• **DESCRIPTION OF THE TASK**: Every line below must be reproduced exactly. Copy them all.

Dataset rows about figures

══════

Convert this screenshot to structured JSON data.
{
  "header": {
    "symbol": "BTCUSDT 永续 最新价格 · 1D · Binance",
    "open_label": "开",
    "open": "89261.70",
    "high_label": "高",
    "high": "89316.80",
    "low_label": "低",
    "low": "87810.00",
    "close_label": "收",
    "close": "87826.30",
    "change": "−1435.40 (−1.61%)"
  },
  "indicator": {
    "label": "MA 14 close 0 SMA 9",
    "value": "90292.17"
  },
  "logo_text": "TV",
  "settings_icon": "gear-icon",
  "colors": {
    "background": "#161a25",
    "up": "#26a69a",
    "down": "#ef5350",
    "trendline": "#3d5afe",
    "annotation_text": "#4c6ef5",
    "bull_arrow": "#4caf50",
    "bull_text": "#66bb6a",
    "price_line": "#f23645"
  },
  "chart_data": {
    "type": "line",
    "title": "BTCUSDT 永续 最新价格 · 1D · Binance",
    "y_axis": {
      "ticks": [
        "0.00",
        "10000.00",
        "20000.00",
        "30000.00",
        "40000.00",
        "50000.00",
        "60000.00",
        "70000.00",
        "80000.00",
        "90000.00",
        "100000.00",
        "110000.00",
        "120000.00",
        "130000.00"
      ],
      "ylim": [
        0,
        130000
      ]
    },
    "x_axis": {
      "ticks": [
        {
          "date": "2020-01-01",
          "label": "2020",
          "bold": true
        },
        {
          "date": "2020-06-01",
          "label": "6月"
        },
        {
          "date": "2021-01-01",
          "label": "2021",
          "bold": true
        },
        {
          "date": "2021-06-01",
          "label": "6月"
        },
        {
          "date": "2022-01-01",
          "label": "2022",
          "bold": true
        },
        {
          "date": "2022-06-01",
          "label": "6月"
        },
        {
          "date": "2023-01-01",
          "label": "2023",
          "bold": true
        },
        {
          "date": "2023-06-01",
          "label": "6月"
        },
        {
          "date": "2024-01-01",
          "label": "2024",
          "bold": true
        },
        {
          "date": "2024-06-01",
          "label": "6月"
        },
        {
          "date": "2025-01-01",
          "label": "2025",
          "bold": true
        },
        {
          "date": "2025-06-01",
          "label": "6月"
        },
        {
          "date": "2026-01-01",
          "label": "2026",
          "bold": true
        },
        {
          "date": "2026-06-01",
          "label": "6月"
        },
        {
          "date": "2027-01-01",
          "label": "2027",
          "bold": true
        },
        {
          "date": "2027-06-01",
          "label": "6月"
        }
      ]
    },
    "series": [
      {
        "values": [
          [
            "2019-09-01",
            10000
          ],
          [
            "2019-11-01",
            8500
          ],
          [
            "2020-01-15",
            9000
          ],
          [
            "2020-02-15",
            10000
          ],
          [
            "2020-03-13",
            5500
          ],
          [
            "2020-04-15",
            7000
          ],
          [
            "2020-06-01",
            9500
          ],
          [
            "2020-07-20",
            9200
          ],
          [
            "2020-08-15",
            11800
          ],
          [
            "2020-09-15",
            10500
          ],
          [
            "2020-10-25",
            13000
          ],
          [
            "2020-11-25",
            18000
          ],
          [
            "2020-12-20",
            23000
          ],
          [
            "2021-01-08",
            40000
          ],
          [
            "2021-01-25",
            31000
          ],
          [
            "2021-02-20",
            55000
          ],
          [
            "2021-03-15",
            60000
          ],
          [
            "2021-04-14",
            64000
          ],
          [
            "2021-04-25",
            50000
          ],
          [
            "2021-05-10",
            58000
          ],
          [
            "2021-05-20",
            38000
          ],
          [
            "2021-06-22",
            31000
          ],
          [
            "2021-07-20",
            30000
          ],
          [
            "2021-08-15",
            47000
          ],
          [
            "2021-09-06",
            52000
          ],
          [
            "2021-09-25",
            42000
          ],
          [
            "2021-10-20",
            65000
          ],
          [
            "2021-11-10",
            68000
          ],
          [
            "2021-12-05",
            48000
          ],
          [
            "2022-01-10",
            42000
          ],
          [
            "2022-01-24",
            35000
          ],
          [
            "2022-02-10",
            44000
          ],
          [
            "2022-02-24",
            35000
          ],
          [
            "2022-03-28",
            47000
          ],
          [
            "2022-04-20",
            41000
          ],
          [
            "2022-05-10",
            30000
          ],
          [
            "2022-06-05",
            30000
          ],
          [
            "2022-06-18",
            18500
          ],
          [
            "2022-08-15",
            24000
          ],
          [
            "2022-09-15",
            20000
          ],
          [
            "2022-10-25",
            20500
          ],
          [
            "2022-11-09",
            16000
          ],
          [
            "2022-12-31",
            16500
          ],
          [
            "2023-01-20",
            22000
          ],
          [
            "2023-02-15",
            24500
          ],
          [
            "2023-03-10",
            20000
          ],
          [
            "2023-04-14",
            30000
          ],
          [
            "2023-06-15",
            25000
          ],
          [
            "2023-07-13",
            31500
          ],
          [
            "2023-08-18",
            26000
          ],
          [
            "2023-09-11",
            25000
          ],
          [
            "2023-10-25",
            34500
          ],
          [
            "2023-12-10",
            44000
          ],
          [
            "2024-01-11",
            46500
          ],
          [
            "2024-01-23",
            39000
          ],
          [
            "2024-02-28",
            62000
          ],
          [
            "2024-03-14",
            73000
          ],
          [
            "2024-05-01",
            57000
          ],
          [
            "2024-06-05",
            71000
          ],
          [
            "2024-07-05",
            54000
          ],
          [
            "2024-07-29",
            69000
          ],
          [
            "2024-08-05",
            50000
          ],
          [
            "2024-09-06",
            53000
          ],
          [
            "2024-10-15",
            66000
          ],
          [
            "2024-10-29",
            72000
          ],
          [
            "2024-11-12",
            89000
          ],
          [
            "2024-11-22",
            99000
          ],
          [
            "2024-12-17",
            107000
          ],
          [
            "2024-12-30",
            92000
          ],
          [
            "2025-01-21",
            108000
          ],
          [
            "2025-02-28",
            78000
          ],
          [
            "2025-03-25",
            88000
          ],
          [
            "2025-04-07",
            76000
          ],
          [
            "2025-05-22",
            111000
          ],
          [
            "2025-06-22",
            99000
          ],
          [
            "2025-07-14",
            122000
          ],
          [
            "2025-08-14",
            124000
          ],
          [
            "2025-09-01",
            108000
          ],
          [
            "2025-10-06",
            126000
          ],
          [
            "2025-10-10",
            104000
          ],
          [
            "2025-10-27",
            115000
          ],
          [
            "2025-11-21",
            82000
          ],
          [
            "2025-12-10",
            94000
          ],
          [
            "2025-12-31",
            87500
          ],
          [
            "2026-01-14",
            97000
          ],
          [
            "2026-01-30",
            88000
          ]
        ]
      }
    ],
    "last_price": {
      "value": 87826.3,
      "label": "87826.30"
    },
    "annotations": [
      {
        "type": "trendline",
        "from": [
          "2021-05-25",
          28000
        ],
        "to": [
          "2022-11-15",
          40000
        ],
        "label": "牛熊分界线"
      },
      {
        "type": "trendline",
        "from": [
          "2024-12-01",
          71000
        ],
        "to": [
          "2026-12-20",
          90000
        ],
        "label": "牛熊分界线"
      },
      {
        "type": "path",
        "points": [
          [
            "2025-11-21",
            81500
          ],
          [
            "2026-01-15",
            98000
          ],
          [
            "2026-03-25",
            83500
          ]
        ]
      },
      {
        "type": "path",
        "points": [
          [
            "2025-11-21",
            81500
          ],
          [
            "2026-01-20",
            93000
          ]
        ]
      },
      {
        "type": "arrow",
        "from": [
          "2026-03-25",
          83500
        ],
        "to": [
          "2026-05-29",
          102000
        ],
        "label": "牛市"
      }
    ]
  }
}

══════

• **COMPLETE ANSWER**:
Convert this screenshot to structured JSON data.
{
  "header": {
    "symbol": "BTCUSDT 永续 最新价格 · 1D · Binance",
    "open_label": "开",
    "open": "89261.70",
    "high_label": "高",
    "high": "89316.80",
    "low_label": "低",
    "low": "87810.00",
    "close_label": "收",
    "close": "87826.30",
    "change": "−1435.40 (−1.61%)"
  },
  "indicator": {
    "label": "MA 14 close 0 SMA 9",
    "value": "90292.17"
  },
  "logo_text": "TV",
  "settings_icon": "gear-icon",
  "colors": {
    "background": "#161a25",
    "up": "#26a69a",
    "down": "#ef5350",
    "trendline": "#3d5afe",
    "annotation_text": "#4c6ef5",
    "bull_arrow": "#4caf50",
    "bull_text": "#66bb6a",
    "price_line": "#f23645"
  },
  "chart_data": {
    "type": "line",
    "title": "BTCUSDT 永续 最新价格 · 1D · Binance",
    "y_axis": {
      "ticks": [
        "0.00",
        "10000.00",
        "20000.00",
        "30000.00",
        "40000.00",
        "50000.00",
        "60000.00",
        "70000.00",
        "80000.00",
        "90000.00",
        "100000.00",
        "110000.00",
        "120000.00",
        "130000.00"
      ],
      "ylim": [
        0,
        130000
      ]
    },
    "x_axis": {
      "ticks": [
        {
          "date": "2020-01-01",
          "label": "2020",
          "bold": true
        },
        {
          "date": "2020-06-01",
          "label": "6月"
        },
        {
          "date": "2021-01-01",
          "label": "2021",
          "bold": true
        },
        {
          "date": "2021-06-01",
          "label": "6月"
        },
        {
          "date": "2022-01-01",
          "label": "2022",
          "bold": true
        },
        {
          "date": "2022-06-01",
          "label": "6月"
        },
        {
          "date": "2023-01-01",
          "label": "2023",
          "bold": true
        },
        {
          "date": "2023-06-01",
          "label": "6月"
        },
        {
          "date": "2024-01-01",
          "label": "2024",
          "bold": true
        },
        {
          "date": "2024-06-01",
          "label": "6月"
        },
        {
          "date": "2025-01-01",
          "label": "2025",
          "bold": true
        },
        {
          "date": "2025-06-01",
          "label": "6月"
        },
        {
          "date": "2026-01-01",
          "label": "2026",
          "bold": true
        },
        {
          "date": "2026-06-01",
          "label": "6月"
        },
        {
          "date": "2027-01-01",
          "label": "2027",
          "bold": true
        },
        {
          "date": "2027-06-01",
          "label": "6月"
        }
      ]
    },
    "series": [
      {
        "values": [
          [
            "2019-09-01",
            10000
          ],
          [
            "2019-11-01",
            8500
          ],
          [
            "2020-01-15",
            9000
          ],
          [
            "2020-02-15",
            10000
          ],
          [
            "2020-03-13",
            5500
          ],
          [
            "2020-04-15",
            7000
          ],
          [
            "2020-06-01",
            9500
          ],
          [
            "2020-07-20",
            9200
          ],
          [
            "2020-08-15",
            11800
          ],
          [
            "2020-09-15",
            10500
          ],
          [
            "2020-10-25",
            13000
          ],
          [
            "2020-11-25",
            18000
          ],
          [
            "2020-12-20",
            23000
          ],
          [
            "2021-01-08",
            40000
          ],
          [
            "2021-01-25",
            31000
          ],
          [
            "2021-02-20",
            55000
          ],
          [
            "2021-03-15",
            60000
          ],
          [
            "2021-04-14",
            64000
          ],
          [
            "2021-04-25",
            50000
          ],
          [
            "2021-05-10",
            58000
          ],
          [
            "2021-05-20",
            38000
          ],
          [
            "2021-06-22",
            31000
          ],
          [
            "2021-07-20",
            30000
          ],
          [
            "2021-08-15",
            47000
          ],
          [
            "2021-09-06",
            52000
          ],
          [
            "2021-09-25",
            42000
          ],
          [
            "2021-10-20",
            65000
          ],
          [
            "2021-11-10",
            68000
          ],
          [
            "2021-12-05",
            48000
          ],
          [
            "2022-01-10",
            42000
          ],
          [
            "2022-01-24",
            35000
          ],
          [
            "2022-02-10",
            44000
          ],
          [
            "2022-02-24",
            35000
          ],
          [
            "2022-03-28",
            47000
          ],
          [
            "2022-04-20",
            41000
          ],
          [
            "2022-05-10",
            30000
          ],
          [
            "2022-06-05",
            30000
          ],
          [
            "2022-06-18",
            18500
          ],
          [
            "2022-08-15",
            24000
          ],
          [
            "2022-09-15",
            20000
          ],
          [
            "2022-10-25",
            20500
          ],
          [
            "2022-11-09",
            16000
          ],
          [
            "2022-12-31",
            16500
          ],
          [
            "2023-01-20",
            22000
          ],
          [
            "2023-02-15",
            24500
          ],
          [
            "2023-03-10",
            20000
          ],
          [
            "2023-04-14",
            30000
          ],
          [
            "2023-06-15",
            25000
          ],
          [
            "2023-07-13",
            31500
          ],
          [
            "2023-08-18",
            26000
          ],
          [
            "2023-09-11",
            25000
          ],
          [
            "2023-10-25",
            34500
          ],
          [
            "2023-12-10",
            44000
          ],
          [
            "2024-01-11",
            46500
          ],
          [
            "2024-01-23",
            39000
          ],
          [
            "2024-02-28",
            62000
          ],
          [
            "2024-03-14",
            73000
          ],
          [
            "2024-05-01",
            57000
          ],
          [
            "2024-06-05",
            71000
          ],
          [
            "2024-07-05",
            54000
          ],
          [
            "2024-07-29",
            69000
          ],
          [
            "2024-08-05",
            50000
          ],
          [
            "2024-09-06",
            53000
          ],
          [
            "2024-10-15",
            66000
          ],
          [
            "2024-10-29",
            72000
          ],
          [
            "2024-11-12",
            89000
          ],
          [
            "2024-11-22",
            99000
          ],
          [
            "2024-12-17",
            107000
          ],
          [
            "2024-12-30",
            92000
          ],
          [
            "2025-01-21",
            108000
          ],
          [
            "2025-02-28",
            78000
          ],
          [
            "2025-03-25",
            88000
          ],
          [
            "2025-04-07",
            76000
          ],
          [
            "2025-05-22",
            111000
          ],
          [
            "2025-06-22",
            99000
          ],
          [
            "2025-07-14",
            122000
          ],
          [
            "2025-08-14",
            124000
          ],
          [
            "2025-09-01",
            108000
          ],
          [
            "2025-10-06",
            126000
          ],
          [
            "2025-10-10",
            104000
          ],
          [
            "2025-10-27",
            115000
          ],
          [
            "2025-11-21",
            82000
          ],
          [
            "2025-12-10",
            94000
          ],
          [
            "2025-12-31",
            87500
          ],
          [
            "2026-01-14",
            97000
          ],
          [
            "2026-01-30",
            88000
          ]
        ]
      }
    ],
    "last_price": {
      "value": 87826.3,
      "label": "87826.30"
    },
    "annotations": [
      {
        "type": "trendline",
        "from": [
          "2021-05-25",
          28000
        ],
        "to": [
          "2022-11-15",
          40000
        ],
        "label": "牛熊分界线"
      },
      {
        "type": "trendline",
        "from": [
          "2024-12-01",
          71000
        ],
        "to": [
          "2026-12-20",
          90000
        ],
        "label": "牛熊分界线"
      },
      {
        "type": "path",
        "points": [
          [
            "2025-11-21",
            81500
          ],
          [
            "2026-01-15",
            98000
          ],
          [
            "2026-03-25",
            83500
          ]
        ]
      },
      {
        "type": "path",
        "points": [
          [
            "2025-11-21",
            81500
          ],
          [
            "2026-01-20",
            93000
          ]
        ]
      },
      {
        "type": "arrow",
        "from": [
          "2026-03-25",
          83500
        ],
        "to": [
          "2026-05-29",
          102000
        ],
        "label": "牛市"
      }
    ]
  }
}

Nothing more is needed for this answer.